● **Exercise instructions**
Within the records that follow, find every line containing the string "不符合题意". Copy those lines.

● **Provided records**
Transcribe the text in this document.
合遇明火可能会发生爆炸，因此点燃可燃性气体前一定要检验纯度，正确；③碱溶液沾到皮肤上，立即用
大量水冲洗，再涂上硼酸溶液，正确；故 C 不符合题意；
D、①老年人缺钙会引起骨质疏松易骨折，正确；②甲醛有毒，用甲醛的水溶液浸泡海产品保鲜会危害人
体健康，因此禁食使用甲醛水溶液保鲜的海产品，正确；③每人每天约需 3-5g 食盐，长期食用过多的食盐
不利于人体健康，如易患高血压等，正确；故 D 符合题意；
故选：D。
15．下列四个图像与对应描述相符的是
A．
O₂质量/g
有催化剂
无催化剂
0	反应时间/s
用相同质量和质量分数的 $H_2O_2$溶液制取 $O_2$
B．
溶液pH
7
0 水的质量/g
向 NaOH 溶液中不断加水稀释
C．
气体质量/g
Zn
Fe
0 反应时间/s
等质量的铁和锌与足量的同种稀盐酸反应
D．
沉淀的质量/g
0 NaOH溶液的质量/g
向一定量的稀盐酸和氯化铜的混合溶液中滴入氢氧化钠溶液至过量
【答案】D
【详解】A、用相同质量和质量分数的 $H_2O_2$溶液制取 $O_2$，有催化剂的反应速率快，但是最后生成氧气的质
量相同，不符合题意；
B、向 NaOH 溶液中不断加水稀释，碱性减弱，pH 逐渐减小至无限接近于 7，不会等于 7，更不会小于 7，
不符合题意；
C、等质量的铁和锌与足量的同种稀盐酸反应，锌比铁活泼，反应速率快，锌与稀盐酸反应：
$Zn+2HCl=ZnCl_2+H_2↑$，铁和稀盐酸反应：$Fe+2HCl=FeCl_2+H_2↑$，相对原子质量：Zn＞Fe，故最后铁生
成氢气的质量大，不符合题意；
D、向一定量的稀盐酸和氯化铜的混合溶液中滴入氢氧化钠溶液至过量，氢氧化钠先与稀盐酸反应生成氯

● **Expected answer**
大量水冲洗，再涂上硼酸溶液，正确；故 C 不符合题意；
量相同，不符合题意；
不符合题意；
成氢气的质量大，不符合题意；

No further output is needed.